* _What the exercise asks_: Find the string "this" in the entries and copy each line that has it.

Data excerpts
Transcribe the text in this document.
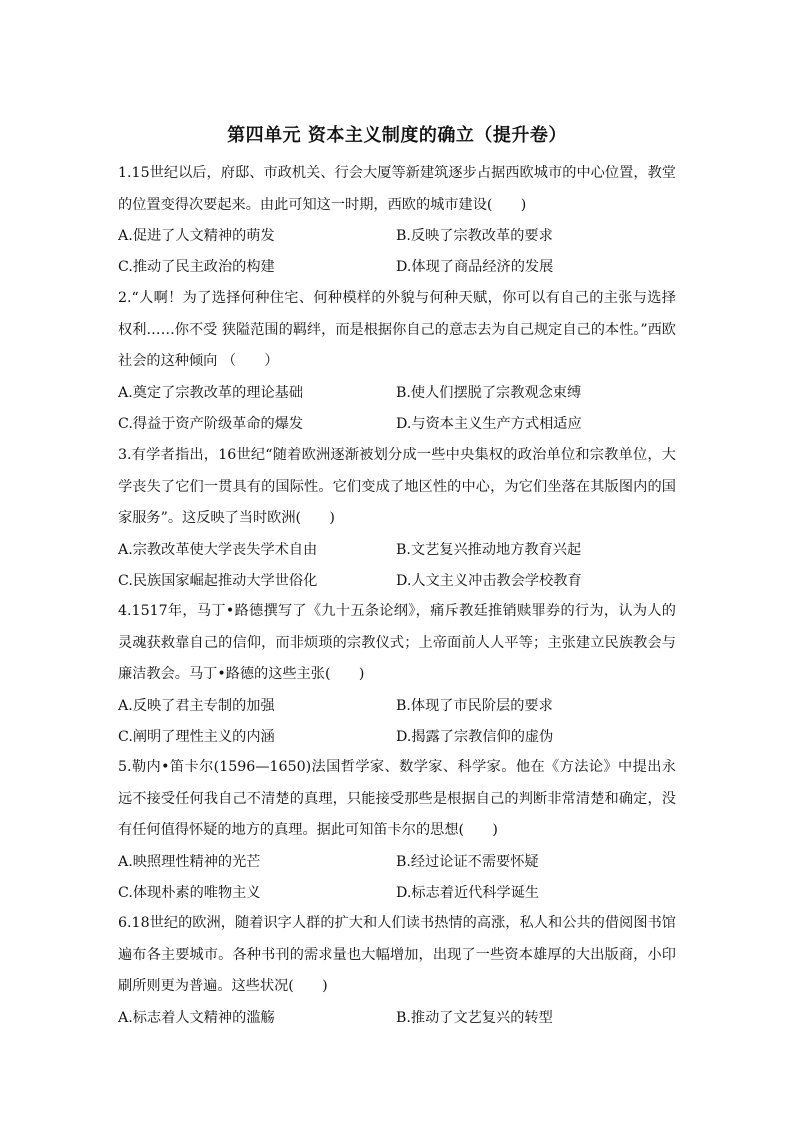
第四单元 资本主义制度的确立（提升卷）

1.15世纪以后，府邸、市政机关、行会大厦等新建筑逐步占据西欧城市的中心位置，教堂的位置变得次要起来。由此可知这一时期，西欧的城市建设(　　)

A.促进了人文精神的萌发	B.反映了宗教改革的要求
C.推动了民主政治的构建	D.体现了商品经济的发展

2.“人啊！为了选择何种住宅、何种模样的外貌与何种天赋，你可以有自己的主张与选择权利……你不受 狭隘范围的羁绊，而是根据你自己的意志去为自己规定自己的本性。”西欧社会的这种倾向 （　　）

A.奠定了宗教改革的理论基础	B.使人们摆脱了宗教观念束缚
C.得益于资产阶级革命的爆发	D.与资本主义生产方式相适应

3.有学者指出，16世纪“随着欧洲逐渐被划分成一些中央集权的政治单位和宗教单位，大学丧失了它们一贯具有的国际性。它们变成了地区性的中心，为它们坐落在其版图内的国家服务”。这反映了当时欧洲(　　)

A.宗教改革使大学丧失学术自由	B.文艺复兴推动地方教育兴起
C.民族国家崛起推动大学世俗化	D.人文主义冲击教会学校教育

4.1517年，马丁•路德撰写了《九十五条论纲》，痛斥教廷推销赎罪券的行为，认为人的灵魂获救靠自己的信仰，而非烦琐的宗教仪式；上帝面前人人平等；主张建立民族教会与廉洁教会。马丁•路德的这些主张(　　)

A.反映了君主专制的加强	B.体现了市民阶层的要求
C.阐明了理性主义的内涵	D.揭露了宗教信仰的虚伪

5.勒内•笛卡尔(1596—1650)法国哲学家、数学家、科学家。他在《方法论》中提出永远不接受任何我自己不清楚的真理，只能接受那些是根据自己的判断非常清楚和确定，没有任何值得怀疑的地方的真理。据此可知笛卡尔的思想(　　)

A.映照理性精神的光芒	B.经过论证不需要怀疑
C.体现朴素的唯物主义	D.标志着近代科学诞生

6.18世纪的欧洲，随着识字人群的扩大和人们读书热情的高涨，私人和公共的借阅图书馆遍布各主要城市。各种书刊的需求量也大幅增加，出现了一些资本雄厚的大出版商，小印刷所则更为普遍。这些状况(　　)

A.标志着人文精神的滥觞	B.推动了文艺复兴的转型
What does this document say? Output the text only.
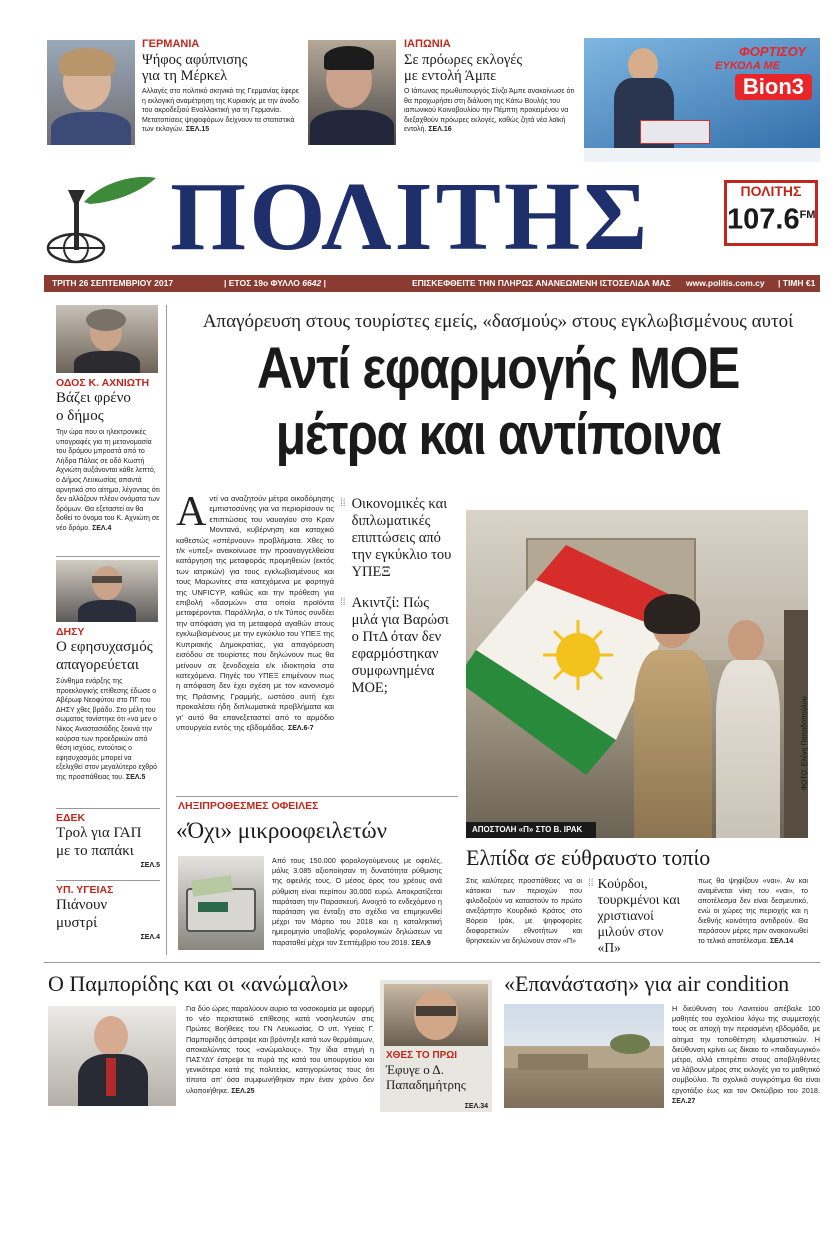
ΓΕΡΜΑΝΙΑ
Ψήφος αφύπνισης
για τη Μέρκελ
Αλλαγές στο πολιτικό σκηνικό της Γερμανίας έφερε η εκλογική αναμέτρηση της Κυριακής με την άνοδο του ακροδεξιού Εναλλακτική για τη Γερμανία. Μετατοπίσεις ψηφοφόρων δείχνουν τα στατιστικά των εκλογών. ΣΕΛ.15
ΙΑΠΩΝΙΑ
Σε πρόωρες εκλογές
με εντολή Άμπε
Ο Ιάπωνας πρωθυπουργός Σίνζο Άμπε ανακοίνωσε ότι θα προχωρήσει στη διάλυση της Κάτω Βουλής του ιαπωνικού Κοινοβουλίου την Πέμπτη προκειμένου να διεξαχθούν πρόωρες εκλογές, καθώς ζητά νέα λαϊκή εντολή. ΣΕΛ.16
ΦΟΡΤΙΣΟΥ
ΕΥΚΟΛΑ ΜΕ
Bion3
ΠΟΛΙΤΗΣ	ΠΟΛΙΤΗΣ
$107.6^{FM}$
ΤΡΙΤΗ 26 ΣΕΠΤΕΜΒΡΙΟΥ 2017	| ΕΤΟΣ 19ο ΦΥΛΛΟ 6642 |	ΕΠΙΣΚΕΦΘΕΙΤΕ ΤΗΝ ΠΛΗΡΩΣ ΑΝΑΝΕΩΜΕΝΗ ΙΣΤΟΣΕΛΙΔΑ ΜΑΣ www.politis.com.cy | ΤΙΜΗ €1
ΟΔΟΣ Κ. ΑΧΝΙΩΤΗ
Βάζει φρένο
ο δήμος
Την ώρα που οι ηλεκτρονικές υπογραφές για τη μετονομασία του δρόμου μπροστά από το Λήδρα Πάλας σε οδό Κωστή Αχνιώτη αυξάνονται κάθε λεπτό, ο Δήμος Λευκωσίας απαντά αρνητικά στο αίτημα, λέγοντας ότι δεν αλλάζουν πλέον ονόματα των δρόμων. Θα εξεταστεί αν θα δοθεί το όνομα του Κ. Αχνιώτη σε νέο δρόμο. ΣΕΛ.4
ΔΗΣΥ
Ο εφησυχασμός
απαγορεύεται
Σύνθημα ενάρξης της προεκλογικής επίθεσης έδωσε ο Αβέρωφ Νεοφύτου στο ΠΓ του ΔΗΣΥ χθες βράδυ. Στο μέλη του σωματος τονίστηκε ότι «να μεν ο Νίκος Αναστασιάδης ξεκινά την κούρσα των προεδρικών από θέση ισχύος, εντούτοις ο εφησυχασμός μπορεί να εξελιχθεί στον μεγαλύτερο εχθρό της προσπάθειας του. ΣΕΛ.5
ΕΔΕΚ
Τρολ για ΓΑΠ
με το παπάκι
ΣΕΛ.5
ΥΠ. ΥΓΕΙΑΣ
Πιάνουν
μυστρί
ΣΕΛ.4
Απαγόρευση στους τουρίστες εμείς, «δασμούς» στους εγκλωβισμένους αυτοί
Αντί εφαρμογής ΜΟΕ
μέτρα και αντίποινα
Α ντί να αναζητούν μέτρα οικοδόμησης εμπιστοσύνης για να περιορίσουν τις επιπτώσεις του ναυαγίου στο Κραν Μοντανά, κυβέρνηση και κατοχικό καθεστώς «σπέρνουν» προβλήματα. Χθες το τ/κ «υπεξ» ανακοίνωσε την προαναγγελθείσα κατάργηση της μεταφοράς προμηθειών (εκτός των ιατρικών) για τους εγκλωβισμένους και τους Μαρωνίτες στα κατεχόμενα με φορτηγά της UNFICYP, καθώς και την πρόθεση για επιβολή «δασμών» στα οποία προϊόντα μεταφέρονται. Παράλληλα, ο τ/κ Τύπος συνδέει την απόφαση για τη μεταφορά αγαθών στους εγκλωβισμένους με την εγκύκλιο του ΥΠΕΞ της Κυπριακής Δημοκρατίας, για απαγόρευση εισόδου σε τουρίστες που δηλώνουν πως θα μείνουν σε ξενοδοχεία ε/κ ιδιοκτησία στα κατεχόμενα. Πηγές του ΥΠΕΞ επιμένουν πως η απόφαση δεν έχει σχέση με τον κανονισμό της Πράσινης Γραμμής, ωστόσο αυτή έχει προκαλέσει ήδη διπλωματικά προβλήματα και γι' αυτό θα επανεξεταστεί από το αρμόδιο υπουργεία εντός της εβδομάδας. ΣΕΛ.6-7
⁞⁞ Οικονομικές και διπλωματικές επιπτώσεις από την εγκύκλιο του ΥΠΕΞ
⁞⁞ Ακιντζί: Πώς μιλά για Βαρώσι ο ΠτΔ όταν δεν εφαρμόστηκαν συμφωνημένα ΜΟΕ;
ΛΗΞΙΠΡΟΘΕΣΜΕΣ ΟΦΕΙΛΕΣ
«Όχι» μικροοφειλετών
Από τους 150.000 φορολογούμενους με οφειλές, μόλις 3.085 αξιοποίησαν τη δυνατότητα ρύθμισης της οφειλής τους. Ο μέσος όρος του χρέους ανά ρύθμιση είναι περίπου 30.000 ευρώ. Αποκρατίζεται παράταση την Παρασκευή. Ανοιχτό το ενδεχόμενο η παράταση για ένταξη στο σχέδιο να επιμηκυνθεί μέχρι τον Μάρτιο του 2018 και η καταληκτική ημερομηνία υποβολής φορολογικών δηλώσεων να παραταθεί μέχρι τον Σεπτέμβριο του 2018. ΣΕΛ.9
ΑΠΟΣΤΟΛΗ «Π» ΣΤΟ Β. ΙΡΑΚ
ΦΩΤΟ: Ελένη Παπαδοπούλου
Ελπίδα σε εύθραυστο τοπίο
Στις καλύτερες προσπάθειες να οι κάτοικοι των περιοχών που φιλοδοξούν να καταστούν το πρώτο ανεξάρτητο Κουρδικό Κράτος στο Βόρειο Ιράκ, με ψηφοφορίες διοφορετικών εθνοτήτων και θρησκειών να δηλώνουν στον «Π»
⁞⁞ Κούρδοι, τουρκμένοι και χριστιανοί μιλούν στον «Π»
πως θα ψηφίζουν «ναι». Αν και αναμένεται νίκη του «ναι», το αποτέλεσμα δεν είναι δεσμευτικό, ενώ οι χώρες της περιοχής και η διεθνής κοινότητα αντιδρούν. Θα περάσουν μέρες πριν ανακοινωθεί το τελικό αποτέλεσμα. ΣΕΛ.14
Ο Παμπορίδης και οι «ανώμαλοι»
Για δύο ώρες παραλύουν αυριο τα νοσοκομεία με αφορμή το νέο περιστατικό επίθεσης κατά νοσηλευτών στις Πρώτες Βοήθειες του ΓΝ Λευκωσίας. Ο υπ. Υγείας Γ. Παμπορίδης άστραψε και βρόντηξε κατά των θερμόαιμων, αποκαλώντας τους «ανώμαλους». Την ίδια στιγμή η ΠΑΣΥΔΥ έστρεψε τα πυρά της κατά του υπουργείου και γενικότερα κατά της πολιτείας, κατηγορώντας τους ότι τίποτα απ' όσα συμφωνήθηκαν πριν έναν χρόνο δεν υλοποιήθηκε. ΣΕΛ.25
ΧΘΕΣ ΤΟ ΠΡΩΙ
Έφυγε ο Δ.
Παπαδημήτρης
ΣΕΛ.34
«Επανάσταση» για air condition
Η διεύθυνση του Λανιτείου απέβαλε 100 μαθητές του σχολείου λόγω της συμμετοχής τους σε αποχή την περασμένη εβδομάδα, με αίτημα την τοποθέτηση κλιματιστικών. Η διεύθυνση κρίνει ως δίκαιο το «παιδαγωγικό» μέτρο, αλλά επιτρέπει στους αποβληθέντες να λάβουν μέρος στις εκλογές για το μαθητικό συμβούλιο. Το σχολικό συγκρότημα θα είναι εργοτάξιο έως και τον Οκτώβριο του 2018. ΣΕΛ.27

* _Finished task_:
Transcribe the text in this document.
What does this document say? Output the text only.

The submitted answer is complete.